● Written exercise
Search the material for the string "path", then return every line where it is found.

>> Begin Listed entries

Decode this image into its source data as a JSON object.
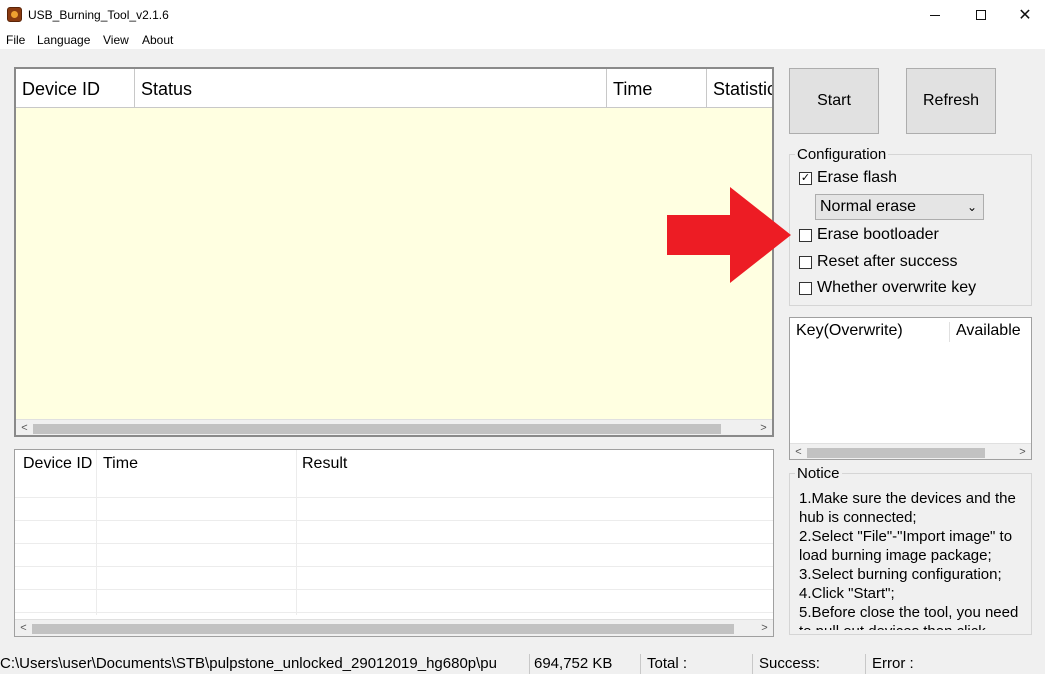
{
  "window": {
    "title": "USB_Burning_Tool_v2.1.6",
    "controls": {
      "minimize": "minimize",
      "maximize": "maximize",
      "close": "✕"
    }
  },
  "menu": [
    "File",
    "Language",
    "View",
    "About"
  ],
  "device_table": {
    "columns": [
      "Device ID",
      "Status",
      "Time",
      "Statistic"
    ],
    "background": "#ffffe1"
  },
  "result_table": {
    "columns": [
      "Device ID",
      "Time",
      "Result"
    ]
  },
  "buttons": {
    "start": "Start",
    "refresh": "Refresh"
  },
  "configuration": {
    "title": "Configuration",
    "erase_flash": {
      "label": "Erase flash",
      "checked": true
    },
    "erase_mode": {
      "selected": "Normal erase"
    },
    "erase_bootloader": {
      "label": "Erase bootloader",
      "checked": false
    },
    "reset_after_success": {
      "label": "Reset after success",
      "checked": false
    },
    "overwrite_key": {
      "label": "Whether overwrite key",
      "checked": false
    }
  },
  "key_table": {
    "columns": [
      "Key(Overwrite)",
      "Available"
    ]
  },
  "notice": {
    "title": "Notice",
    "lines": [
      "1.Make sure the devices and the",
      "hub is connected;",
      "2.Select \"File\"-\"Import image\" to",
      "load burning image package;",
      "3.Select burning configuration;",
      "4.Click \"Start\";",
      "5.Before close the tool, you need",
      "to pull out devices then click"
    ]
  },
  "status_bar": {
    "path": "C:\\Users\\user\\Documents\\STB\\pulpstone_unlocked_29012019_hg680p\\pu",
    "size": "694,752 KB",
    "total": "Total :",
    "success": "Success:",
    "error": "Error :"
  },
  "annotation": {
    "arrow_color": "#ed1c24"
  }
}
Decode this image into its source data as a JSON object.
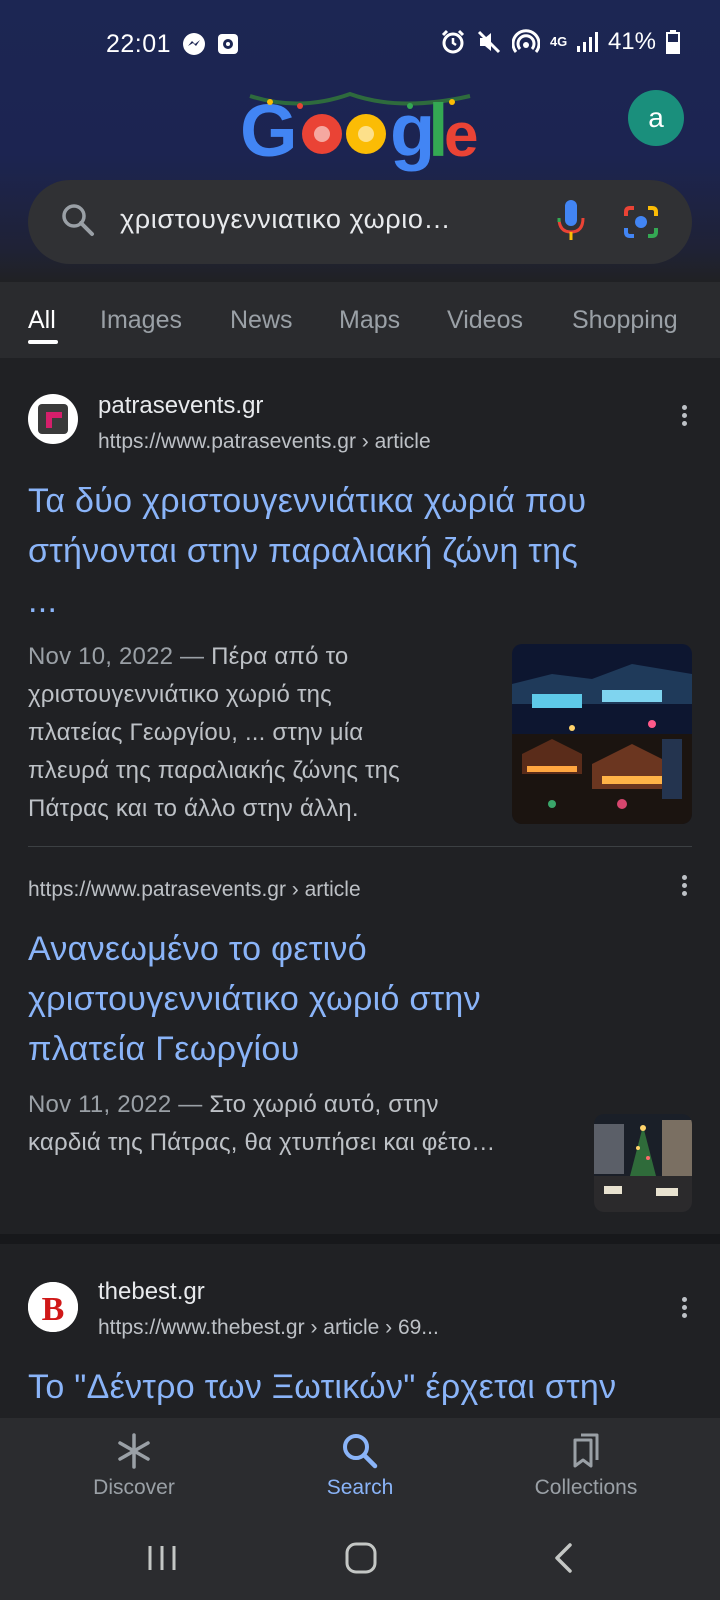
{
  "status": {
    "time": "22:01",
    "battery": "41%",
    "network": "4G"
  },
  "header": {
    "logo_text": "Google",
    "avatar_letter": "a"
  },
  "search": {
    "query": "χριστουγεννιατικο χωριο…"
  },
  "tabs": [
    {
      "label": "All",
      "active": true
    },
    {
      "label": "Images"
    },
    {
      "label": "News"
    },
    {
      "label": "Maps"
    },
    {
      "label": "Videos"
    },
    {
      "label": "Shopping"
    }
  ],
  "results": [
    {
      "site_name": "patrasevents.gr",
      "url": "https://www.patrasevents.gr",
      "path": " › article",
      "title_line1": "Τα δύο χριστουγεννιάτικα χωριά που",
      "title_line2": "στήνονται στην παραλιακή ζώνη της",
      "title_line3": "...",
      "date": "Nov 10, 2022 —",
      "snippet_line1": " Πέρα από το",
      "snippet_line2": "χριστουγεννιάτικο χωριό της",
      "snippet_line3": "πλατείας Γεωργίου, ... στην μία",
      "snippet_line4": "πλευρά της παραλιακής ζώνης της",
      "snippet_line5": "Πάτρας και το άλλο στην άλλη."
    },
    {
      "url": "https://www.patrasevents.gr",
      "path": " › article",
      "title_line1": "Ανανεωμένο το φετινό",
      "title_line2": "χριστουγεννιάτικο χωριό στην",
      "title_line3": "πλατεία Γεωργίου",
      "date": "Nov 11, 2022 —",
      "snippet_line1": " Στο χωριό αυτό, στην",
      "snippet_line2": "καρδιά της Πάτρας, θα χτυπήσει και φέτο…"
    },
    {
      "site_name": "thebest.gr",
      "url": "https://www.thebest.gr",
      "path": " › article › 69...",
      "title_line1": "Το \"Δέντρο των Ξωτικών\" έρχεται στην",
      "favicon_letter": "B"
    }
  ],
  "bottom_nav": [
    {
      "label": "Discover"
    },
    {
      "label": "Search",
      "active": true
    },
    {
      "label": "Collections"
    }
  ],
  "colors": {
    "link": "#8ab4f8",
    "background": "#202124",
    "header": "#1c2653"
  }
}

>> End Listed entries

● Reply to the task
    "path": "C:\\Users\\user\\Documents\\STB\\pulpstone_unlocked_29012019_hg680p\\pu",
      "path": " › article",
      "path": " › article",
      "path": " › article › 69...",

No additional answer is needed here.